[Element and coordinate records]
= = = = = = =

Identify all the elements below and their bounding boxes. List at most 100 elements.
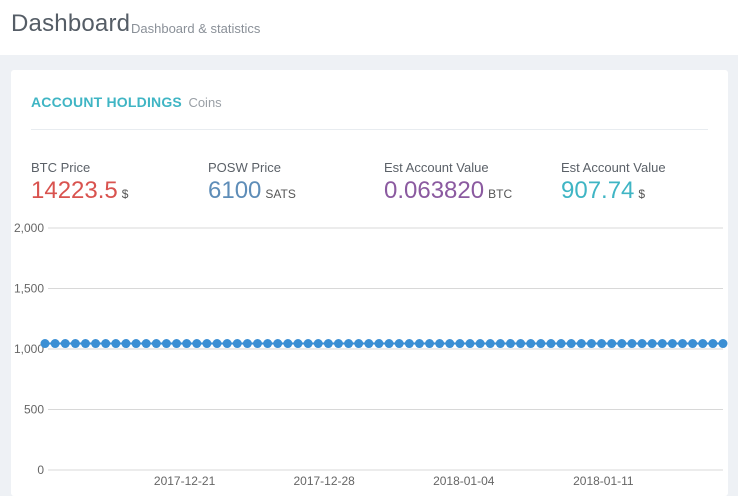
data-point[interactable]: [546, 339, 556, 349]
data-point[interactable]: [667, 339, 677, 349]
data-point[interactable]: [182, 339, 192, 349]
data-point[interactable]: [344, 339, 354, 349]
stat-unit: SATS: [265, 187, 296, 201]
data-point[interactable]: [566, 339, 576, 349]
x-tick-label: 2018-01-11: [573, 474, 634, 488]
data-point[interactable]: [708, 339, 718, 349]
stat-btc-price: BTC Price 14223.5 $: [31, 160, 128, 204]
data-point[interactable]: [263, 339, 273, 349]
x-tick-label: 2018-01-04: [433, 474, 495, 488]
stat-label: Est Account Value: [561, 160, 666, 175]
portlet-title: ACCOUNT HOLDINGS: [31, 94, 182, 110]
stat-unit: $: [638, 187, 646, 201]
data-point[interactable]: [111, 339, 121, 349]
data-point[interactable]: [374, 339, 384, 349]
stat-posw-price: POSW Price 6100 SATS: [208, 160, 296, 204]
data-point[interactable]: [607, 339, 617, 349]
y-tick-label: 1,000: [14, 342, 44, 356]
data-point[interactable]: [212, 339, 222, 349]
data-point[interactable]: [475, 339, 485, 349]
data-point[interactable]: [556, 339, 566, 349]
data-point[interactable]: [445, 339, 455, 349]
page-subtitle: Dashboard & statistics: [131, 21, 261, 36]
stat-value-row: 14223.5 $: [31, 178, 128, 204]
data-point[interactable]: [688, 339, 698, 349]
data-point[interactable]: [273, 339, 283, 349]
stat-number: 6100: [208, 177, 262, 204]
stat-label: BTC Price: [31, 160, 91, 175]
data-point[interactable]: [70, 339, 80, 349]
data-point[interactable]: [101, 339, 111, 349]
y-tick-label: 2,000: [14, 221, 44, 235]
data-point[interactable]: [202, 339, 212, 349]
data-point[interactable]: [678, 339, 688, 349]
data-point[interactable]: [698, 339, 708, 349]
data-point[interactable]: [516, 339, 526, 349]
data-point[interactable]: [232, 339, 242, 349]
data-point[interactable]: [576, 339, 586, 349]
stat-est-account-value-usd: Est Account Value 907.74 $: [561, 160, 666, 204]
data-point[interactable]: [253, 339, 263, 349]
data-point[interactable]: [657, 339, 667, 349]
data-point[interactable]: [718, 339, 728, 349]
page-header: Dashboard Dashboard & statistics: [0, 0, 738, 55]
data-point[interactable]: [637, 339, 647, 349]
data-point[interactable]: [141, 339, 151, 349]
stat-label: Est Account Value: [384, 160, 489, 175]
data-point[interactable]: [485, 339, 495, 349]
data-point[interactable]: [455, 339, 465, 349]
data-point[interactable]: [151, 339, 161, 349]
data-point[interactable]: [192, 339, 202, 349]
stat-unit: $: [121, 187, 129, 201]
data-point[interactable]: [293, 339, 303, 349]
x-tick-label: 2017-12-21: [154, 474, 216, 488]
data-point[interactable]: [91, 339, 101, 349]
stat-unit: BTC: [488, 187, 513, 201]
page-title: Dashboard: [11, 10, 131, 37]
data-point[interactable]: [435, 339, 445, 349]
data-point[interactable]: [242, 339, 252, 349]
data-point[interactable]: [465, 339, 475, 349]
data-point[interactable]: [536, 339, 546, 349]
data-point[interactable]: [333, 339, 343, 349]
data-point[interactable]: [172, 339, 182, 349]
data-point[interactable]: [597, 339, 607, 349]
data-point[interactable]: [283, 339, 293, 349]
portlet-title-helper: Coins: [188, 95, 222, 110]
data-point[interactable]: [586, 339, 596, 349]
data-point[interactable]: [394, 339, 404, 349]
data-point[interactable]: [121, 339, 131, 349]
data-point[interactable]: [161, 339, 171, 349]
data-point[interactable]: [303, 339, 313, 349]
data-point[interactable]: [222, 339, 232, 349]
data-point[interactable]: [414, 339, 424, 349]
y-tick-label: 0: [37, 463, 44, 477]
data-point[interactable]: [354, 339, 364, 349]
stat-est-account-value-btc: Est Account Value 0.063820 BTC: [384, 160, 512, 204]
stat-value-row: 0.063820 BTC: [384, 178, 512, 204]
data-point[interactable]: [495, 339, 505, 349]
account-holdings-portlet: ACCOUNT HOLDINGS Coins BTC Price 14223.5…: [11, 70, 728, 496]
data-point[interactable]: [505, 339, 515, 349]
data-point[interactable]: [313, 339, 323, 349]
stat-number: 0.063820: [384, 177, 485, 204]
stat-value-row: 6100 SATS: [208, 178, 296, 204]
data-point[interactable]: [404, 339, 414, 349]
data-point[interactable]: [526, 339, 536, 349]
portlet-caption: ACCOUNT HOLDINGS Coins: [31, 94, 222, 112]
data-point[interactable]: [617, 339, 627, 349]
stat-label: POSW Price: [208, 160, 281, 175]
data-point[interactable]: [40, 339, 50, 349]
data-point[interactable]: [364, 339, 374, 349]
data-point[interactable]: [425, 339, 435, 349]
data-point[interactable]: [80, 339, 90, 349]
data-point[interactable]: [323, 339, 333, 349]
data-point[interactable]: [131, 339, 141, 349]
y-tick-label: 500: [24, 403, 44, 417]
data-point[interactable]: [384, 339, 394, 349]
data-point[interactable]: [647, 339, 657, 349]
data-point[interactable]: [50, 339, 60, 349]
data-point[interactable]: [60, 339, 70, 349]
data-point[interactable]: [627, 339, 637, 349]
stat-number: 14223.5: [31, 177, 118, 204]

= = = = = = =

Report every line in the entries above that contains the word "Price", copying each of those lines in full.

stat-btc-price: BTC Price 14223.5 $: [31, 160, 128, 204]
stat-posw-price: POSW Price 6100 SATS: [208, 160, 296, 204]
stat-label: BTC Price: [31, 160, 91, 175]
account-holdings-portlet: ACCOUNT HOLDINGS Coins BTC Price 14223.5…: [11, 70, 728, 496]
stat-label: POSW Price: [208, 160, 281, 175]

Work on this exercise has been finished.